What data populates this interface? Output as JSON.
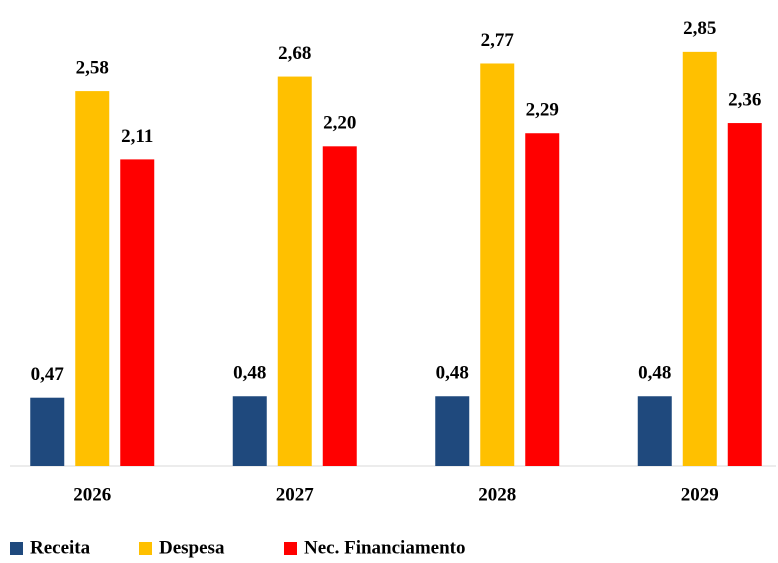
{
  "chart_data": {
    "type": "bar",
    "categories": [
      "2026",
      "2027",
      "2028",
      "2029"
    ],
    "series": [
      {
        "name": "Receita",
        "color": "#1f497d",
        "values": [
          0.47,
          0.48,
          0.48,
          0.48
        ],
        "value_labels": [
          "0,47",
          "0,48",
          "0,48",
          "0,48"
        ]
      },
      {
        "name": "Despesa",
        "color": "#ffc000",
        "values": [
          2.58,
          2.68,
          2.77,
          2.85
        ],
        "value_labels": [
          "2,58",
          "2,68",
          "2,77",
          "2,85"
        ]
      },
      {
        "name": "Nec. Financiamento",
        "color": "#ff0000",
        "values": [
          2.11,
          2.2,
          2.29,
          2.36
        ],
        "value_labels": [
          "2,11",
          "2,20",
          "2,29",
          "2,36"
        ]
      }
    ],
    "ylim": [
      0,
      3.2
    ],
    "grid": false
  }
}
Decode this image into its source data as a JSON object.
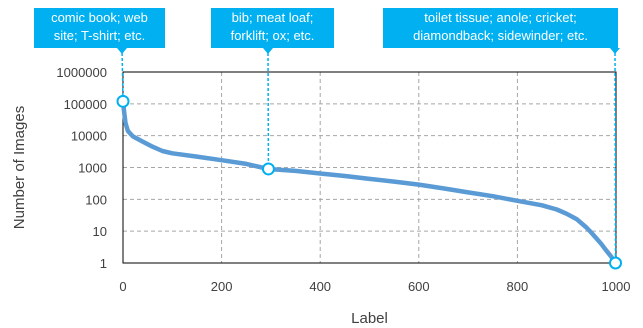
{
  "colors": {
    "line": "#5b9bd5",
    "callout": "#00b0f0",
    "marker_fill": "#ffffff",
    "grid": "#a6a6a6"
  },
  "callouts": [
    {
      "lines": [
        "comic book; web",
        "site; T-shirt; etc."
      ],
      "x": 0,
      "y": 120000
    },
    {
      "lines": [
        "bib; meat loaf;",
        "forklift; ox; etc."
      ],
      "x": 295,
      "y": 900
    },
    {
      "lines": [
        "toilet tissue; anole; cricket;",
        "diamondback; sidewinder; etc."
      ],
      "x": 999,
      "y": 1
    }
  ],
  "chart_data": {
    "type": "line",
    "title": "",
    "xlabel": "Label",
    "ylabel": "Number of Images",
    "xlim": [
      0,
      1000
    ],
    "ylim": [
      1,
      1000000
    ],
    "yscale": "log",
    "grid": true,
    "xticks": [
      "0",
      "200",
      "400",
      "600",
      "800",
      "1000"
    ],
    "yticks": [
      "1",
      "10",
      "100",
      "1000",
      "10000",
      "100000",
      "1000000"
    ],
    "series": [
      {
        "name": "",
        "x": [
          0,
          2,
          5,
          10,
          20,
          40,
          60,
          80,
          100,
          150,
          200,
          250,
          295,
          350,
          400,
          450,
          500,
          550,
          600,
          650,
          700,
          750,
          800,
          850,
          880,
          900,
          920,
          940,
          950,
          960,
          970,
          980,
          990,
          999
        ],
        "y": [
          120000,
          60000,
          25000,
          14000,
          9500,
          6500,
          4500,
          3300,
          2800,
          2200,
          1700,
          1300,
          900,
          780,
          650,
          540,
          440,
          360,
          290,
          220,
          165,
          125,
          90,
          65,
          48,
          35,
          24,
          13,
          9,
          6,
          4,
          2.5,
          1.6,
          1
        ]
      }
    ]
  }
}
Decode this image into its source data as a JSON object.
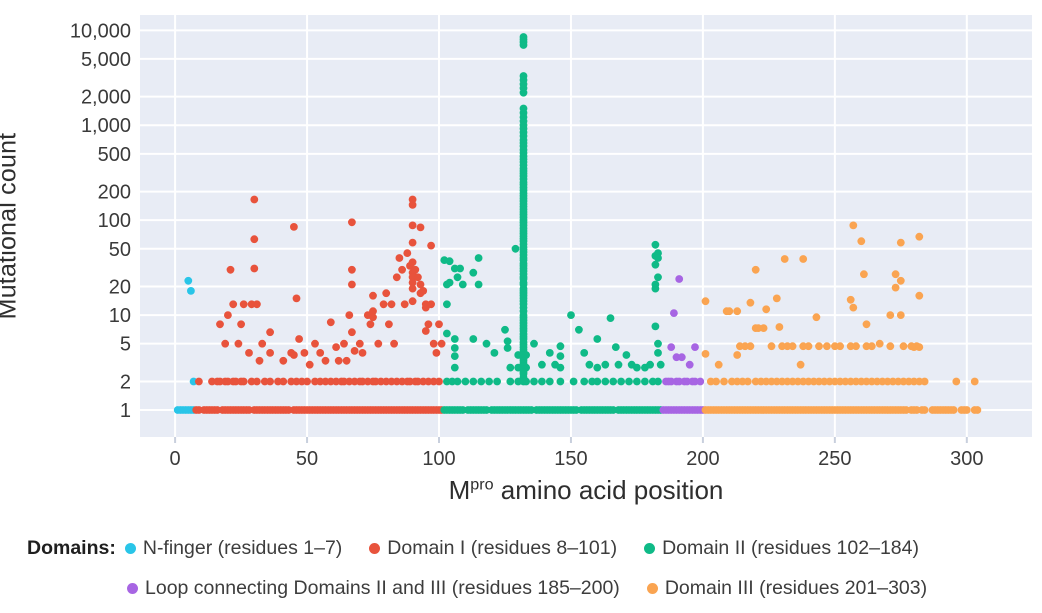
{
  "chart_data": {
    "type": "scatter",
    "title": "",
    "xlabel_parts": {
      "pre": "M",
      "sup": "pro",
      "post": " amino acid position"
    },
    "ylabel": "Mutational count",
    "y_scale": "log",
    "xlim": [
      -13.3,
      324.7
    ],
    "ylim": [
      0.52,
      14500
    ],
    "x_ticks": [
      0,
      50,
      100,
      150,
      200,
      250,
      300
    ],
    "y_ticks": [
      {
        "value": 10000,
        "label": "10,000"
      },
      {
        "value": 5000,
        "label": "5,000"
      },
      {
        "value": 2000,
        "label": "2,000"
      },
      {
        "value": 1000,
        "label": "1,000"
      },
      {
        "value": 500,
        "label": "500"
      },
      {
        "value": 200,
        "label": "200"
      },
      {
        "value": 100,
        "label": "100"
      },
      {
        "value": 50,
        "label": "50"
      },
      {
        "value": 20,
        "label": "20"
      },
      {
        "value": 10,
        "label": "10"
      },
      {
        "value": 5,
        "label": "5"
      },
      {
        "value": 2,
        "label": "2"
      },
      {
        "value": 1,
        "label": "1"
      }
    ],
    "grid": true,
    "plot_bg": "#e8ecf5",
    "grid_color": "#ffffff",
    "tick_text_color": "#3a3a3a",
    "marker_radius": 3.9,
    "series": [
      {
        "name": "N-finger (residues 1–7)",
        "color": "#29c5e8",
        "runs_y1": [
          [
            1,
            7
          ]
        ],
        "y2_positions": [
          7
        ],
        "points": [
          [
            5,
            23
          ],
          [
            6,
            18
          ]
        ]
      },
      {
        "name": "Domain I (residues 8–101)",
        "color": "#e8533c",
        "runs_y1": [
          [
            8,
            9
          ],
          [
            11,
            16
          ],
          [
            18,
            28
          ],
          [
            30,
            43
          ],
          [
            45,
            101
          ]
        ],
        "y2_positions": [
          9,
          14,
          16,
          17,
          19,
          20,
          22,
          23,
          25,
          26,
          29,
          31,
          34,
          36,
          39,
          41,
          44,
          46,
          48,
          50,
          53,
          55,
          57,
          59,
          61,
          63,
          64,
          66,
          68,
          70,
          71,
          73,
          75,
          76,
          78,
          80,
          82,
          84,
          86,
          88,
          89,
          91,
          92,
          94,
          96,
          98,
          100
        ],
        "points": [
          [
            17,
            8
          ],
          [
            19,
            5
          ],
          [
            20,
            10
          ],
          [
            21,
            30
          ],
          [
            22,
            13
          ],
          [
            24,
            5
          ],
          [
            25,
            8
          ],
          [
            26,
            13
          ],
          [
            28,
            4
          ],
          [
            29,
            13
          ],
          [
            30,
            165
          ],
          [
            30,
            63
          ],
          [
            30,
            31
          ],
          [
            31,
            13
          ],
          [
            32,
            3.3
          ],
          [
            33,
            5
          ],
          [
            36,
            6.6
          ],
          [
            36,
            4
          ],
          [
            41,
            3.3
          ],
          [
            44,
            4
          ],
          [
            45,
            85
          ],
          [
            45,
            3.8
          ],
          [
            46,
            15
          ],
          [
            47,
            5.6
          ],
          [
            49,
            4
          ],
          [
            51,
            3
          ],
          [
            53,
            5
          ],
          [
            55,
            4
          ],
          [
            57,
            3.3
          ],
          [
            59,
            8.4
          ],
          [
            61,
            4.6
          ],
          [
            62,
            3.3
          ],
          [
            64,
            5
          ],
          [
            65,
            3.3
          ],
          [
            66,
            10
          ],
          [
            67,
            95
          ],
          [
            67,
            30
          ],
          [
            67,
            21
          ],
          [
            67,
            6.6
          ],
          [
            68,
            4.2
          ],
          [
            70,
            5
          ],
          [
            71,
            4
          ],
          [
            73,
            10
          ],
          [
            74,
            8
          ],
          [
            75,
            16
          ],
          [
            75,
            11
          ],
          [
            75,
            9.5
          ],
          [
            77,
            5
          ],
          [
            79,
            13
          ],
          [
            80,
            17
          ],
          [
            81,
            8
          ],
          [
            82,
            13
          ],
          [
            83,
            5
          ],
          [
            84,
            25
          ],
          [
            85,
            40
          ],
          [
            86,
            30
          ],
          [
            87,
            13
          ],
          [
            88,
            45
          ],
          [
            89,
            33
          ],
          [
            90,
            165
          ],
          [
            90,
            145
          ],
          [
            90,
            88
          ],
          [
            90,
            58
          ],
          [
            90,
            36
          ],
          [
            90,
            28
          ],
          [
            90,
            25
          ],
          [
            90,
            22
          ],
          [
            90,
            19
          ],
          [
            90,
            14
          ],
          [
            91,
            30
          ],
          [
            92,
            25
          ],
          [
            93,
            84
          ],
          [
            93,
            21
          ],
          [
            93,
            17
          ],
          [
            94,
            18
          ],
          [
            95,
            13
          ],
          [
            95,
            12
          ],
          [
            95,
            6.8
          ],
          [
            96,
            8
          ],
          [
            97,
            54
          ],
          [
            97,
            13
          ],
          [
            98,
            5
          ],
          [
            99,
            4
          ],
          [
            100,
            8
          ],
          [
            101,
            5
          ]
        ]
      },
      {
        "name": "Domain II (residues 102–184)",
        "color": "#0fba87",
        "runs_y1": [
          [
            102,
            109
          ],
          [
            111,
            118
          ],
          [
            120,
            135
          ],
          [
            137,
            152
          ],
          [
            154,
            166
          ],
          [
            168,
            184
          ]
        ],
        "y2_positions": [
          103,
          105,
          107,
          110,
          113,
          116,
          119,
          122,
          127,
          130,
          133,
          136,
          139,
          142,
          146,
          151,
          155,
          158,
          160,
          163,
          166,
          169,
          172,
          175,
          178,
          181,
          183
        ],
        "points": [
          [
            102,
            38
          ],
          [
            103,
            21
          ],
          [
            103,
            13
          ],
          [
            103,
            6.4
          ],
          [
            104,
            37
          ],
          [
            104,
            22
          ],
          [
            106,
            31
          ],
          [
            106,
            5.6
          ],
          [
            106,
            4.5
          ],
          [
            106,
            3.7
          ],
          [
            106,
            2.8
          ],
          [
            107,
            25
          ],
          [
            108,
            31
          ],
          [
            109,
            21
          ],
          [
            113,
            28
          ],
          [
            113,
            5.6
          ],
          [
            115,
            40
          ],
          [
            115,
            21
          ],
          [
            118,
            5
          ],
          [
            121,
            4
          ],
          [
            125,
            7
          ],
          [
            126,
            5.3
          ],
          [
            126,
            4.5
          ],
          [
            127,
            2.8
          ],
          [
            129,
            50
          ],
          [
            130,
            3.8
          ],
          [
            130,
            2.8
          ],
          [
            133,
            3.8
          ],
          [
            133,
            2.8
          ],
          [
            136,
            5
          ],
          [
            139,
            3
          ],
          [
            142,
            4
          ],
          [
            144,
            3
          ],
          [
            146,
            4.7
          ],
          [
            146,
            3.7
          ],
          [
            146,
            2.8
          ],
          [
            150,
            10
          ],
          [
            153,
            7
          ],
          [
            155,
            4
          ],
          [
            157,
            3
          ],
          [
            160,
            5.6
          ],
          [
            160,
            2.8
          ],
          [
            163,
            3
          ],
          [
            165,
            9.3
          ],
          [
            167,
            4.6
          ],
          [
            168,
            3
          ],
          [
            171,
            3.8
          ],
          [
            173,
            3
          ],
          [
            175,
            2.8
          ],
          [
            178,
            2.8
          ],
          [
            180,
            3
          ],
          [
            182,
            55
          ],
          [
            182,
            42
          ],
          [
            182,
            34
          ],
          [
            182,
            21
          ],
          [
            182,
            19
          ],
          [
            182,
            7.6
          ],
          [
            183,
            45
          ],
          [
            183,
            40
          ],
          [
            183,
            25
          ],
          [
            183,
            5
          ],
          [
            183,
            4
          ],
          [
            184,
            3
          ]
        ],
        "column_x": 132,
        "column_values": [
          8500,
          8000,
          7500,
          7000,
          3300,
          3000,
          2700,
          2450,
          2200,
          1500,
          1350,
          1220,
          1100,
          1000,
          920,
          840,
          770,
          700,
          650,
          600,
          550,
          510,
          470,
          440,
          410,
          380,
          350,
          330,
          310,
          290,
          270,
          252,
          236,
          220,
          206,
          193,
          180,
          169,
          158,
          148,
          139,
          130,
          122,
          114,
          107,
          100,
          94,
          88,
          82,
          77,
          72,
          68,
          64,
          60,
          56,
          52,
          49,
          46,
          43,
          40,
          38,
          35,
          33,
          31,
          29,
          27,
          25,
          24,
          22,
          21,
          19,
          18,
          17,
          16,
          15,
          14,
          13,
          12,
          11,
          10,
          9.4,
          8.8,
          8.2,
          7.7,
          7.2,
          6.8,
          6.3,
          5.9,
          5.6,
          5.2,
          4.9,
          4.6,
          4.3,
          4,
          3.8,
          3.5,
          3.3,
          3.1,
          2.9,
          2.7,
          2.5,
          2.4,
          2.2,
          2.1,
          2
        ]
      },
      {
        "name": "Loop connecting Domains II and III (residues 185–200)",
        "color": "#a765e3",
        "runs_y1": [
          [
            185,
            200
          ]
        ],
        "y2_positions": [
          186,
          187,
          188,
          190,
          191,
          193,
          194,
          196,
          197,
          199
        ],
        "points": [
          [
            191,
            24
          ],
          [
            189,
            10.5
          ],
          [
            188,
            4.6
          ],
          [
            197,
            4.6
          ],
          [
            190,
            3.6
          ],
          [
            192,
            3.6
          ],
          [
            195,
            3
          ]
        ]
      },
      {
        "name": "Domain III (residues 201–303)",
        "color": "#faa451",
        "runs_y1": [
          [
            201,
            277
          ],
          [
            279,
            281
          ],
          [
            283,
            284
          ],
          [
            287,
            295
          ],
          [
            298,
            300
          ],
          [
            303,
            304
          ]
        ],
        "y2_positions": [
          203,
          205,
          208,
          211,
          213,
          215,
          217,
          220,
          222,
          224,
          226,
          228,
          230,
          232,
          234,
          236,
          238,
          240,
          242,
          244,
          246,
          248,
          250,
          252,
          254,
          256,
          258,
          260,
          262,
          264,
          266,
          268,
          270,
          272,
          274,
          276,
          278,
          280,
          282,
          284,
          296,
          303
        ],
        "points": [
          [
            201,
            14
          ],
          [
            201,
            3.9
          ],
          [
            206,
            3
          ],
          [
            209,
            11
          ],
          [
            210,
            11
          ],
          [
            213,
            11
          ],
          [
            213,
            3.8
          ],
          [
            214,
            4.7
          ],
          [
            216,
            4.7
          ],
          [
            218,
            13.5
          ],
          [
            218,
            4.7
          ],
          [
            220,
            30
          ],
          [
            220,
            7.3
          ],
          [
            221,
            7.3
          ],
          [
            223,
            7.3
          ],
          [
            224,
            11.5
          ],
          [
            226,
            4.7
          ],
          [
            228,
            15
          ],
          [
            229,
            7.5
          ],
          [
            230,
            4.7
          ],
          [
            231,
            39
          ],
          [
            232,
            4.7
          ],
          [
            234,
            4.7
          ],
          [
            237,
            3
          ],
          [
            238,
            39
          ],
          [
            238,
            4.7
          ],
          [
            240,
            4.7
          ],
          [
            243,
            9.5
          ],
          [
            244,
            4.7
          ],
          [
            247,
            4.7
          ],
          [
            250,
            4.7
          ],
          [
            252,
            4.7
          ],
          [
            256,
            14.5
          ],
          [
            256,
            4.7
          ],
          [
            257,
            88
          ],
          [
            257,
            12
          ],
          [
            258,
            4.7
          ],
          [
            260,
            60
          ],
          [
            261,
            27
          ],
          [
            262,
            8
          ],
          [
            262,
            4.7
          ],
          [
            264,
            4.7
          ],
          [
            267,
            5
          ],
          [
            271,
            10
          ],
          [
            271,
            4.7
          ],
          [
            273,
            27
          ],
          [
            273,
            19.5
          ],
          [
            275,
            58
          ],
          [
            275,
            23
          ],
          [
            275,
            10
          ],
          [
            276,
            4.7
          ],
          [
            279,
            4.7
          ],
          [
            280,
            4.6
          ],
          [
            281,
            4.7
          ],
          [
            282,
            67
          ],
          [
            282,
            16
          ],
          [
            282,
            4.6
          ]
        ]
      }
    ],
    "legend": {
      "title": "Domains:",
      "rows": [
        [
          0,
          1,
          2
        ],
        [
          3,
          4
        ]
      ],
      "items": [
        {
          "label": "N-finger (residues 1–7)",
          "color": "#29c5e8"
        },
        {
          "label": "Domain I (residues 8–101)",
          "color": "#e8533c"
        },
        {
          "label": "Domain II (residues 102–184)",
          "color": "#0fba87"
        },
        {
          "label": "Loop connecting Domains II and III (residues 185–200)",
          "color": "#a765e3"
        },
        {
          "label": "Domain III (residues 201–303)",
          "color": "#faa451"
        }
      ]
    }
  }
}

Directions for this task:
Where a line of the material above holds the string "name", copy that line.

Reply to the exercise:
        "name": "Receita",
        "name": "Despesa",
        "name": "Nec. Financiamento",
        "name": "",
        "name": "N-finger (residues 1–7)",
        "name": "Domain I (residues 8–101)",
        "name": "Domain II (residues 102–184)",
        "name": "Loop connecting Domains II and III (residues 185–200)",
        "name": "Domain III (residues 201–303)",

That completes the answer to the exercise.